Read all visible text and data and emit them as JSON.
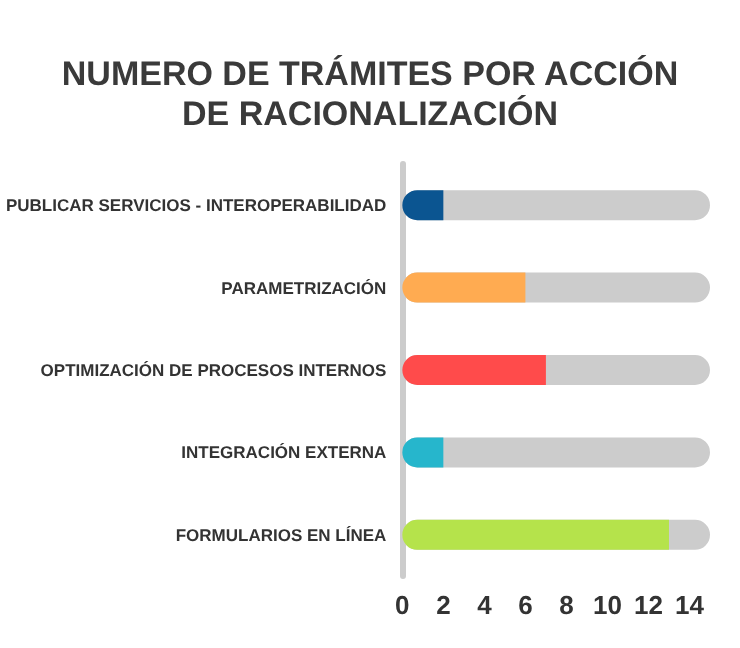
{
  "chart_data": {
    "type": "bar",
    "orientation": "horizontal",
    "title": "NUMERO DE TRÁMITES POR ACCIÓN\nDE RACIONALIZACIÓN",
    "categories": [
      "PUBLICAR SERVICIOS - INTEROPERABILIDAD",
      "PARAMETRIZACIÓN",
      "OPTIMIZACIÓN DE PROCESOS INTERNOS",
      "INTEGRACIÓN EXTERNA",
      "FORMULARIOS EN LÍNEA"
    ],
    "values": [
      2,
      6,
      7,
      2,
      13
    ],
    "colors": [
      "#0b5591",
      "#ffab51",
      "#ff4b4b",
      "#26b6cc",
      "#b5e34b"
    ],
    "xlim": [
      0,
      15
    ],
    "xticks": [
      0,
      2,
      4,
      6,
      8,
      10,
      12,
      14
    ]
  }
}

··········

### Exercise instructions
What you return should match the records above word for word, minus the pictures.

### Exercise output
Read all visible text and data and emit them as JSON.
{
  "chart_data": {
    "type": "bar",
    "orientation": "horizontal",
    "title": "NUMERO DE TRÁMITES POR ACCIÓN\nDE RACIONALIZACIÓN",
    "categories": [
      "PUBLICAR SERVICIOS - INTEROPERABILIDAD",
      "PARAMETRIZACIÓN",
      "OPTIMIZACIÓN DE PROCESOS INTERNOS",
      "INTEGRACIÓN EXTERNA",
      "FORMULARIOS EN LÍNEA"
    ],
    "values": [
      2,
      6,
      7,
      2,
      13
    ],
    "colors": [
      "#0b5591",
      "#ffab51",
      "#ff4b4b",
      "#26b6cc",
      "#b5e34b"
    ],
    "xlim": [
      0,
      15
    ],
    "xticks": [
      0,
      2,
      4,
      6,
      8,
      10,
      12,
      14
    ]
  }
}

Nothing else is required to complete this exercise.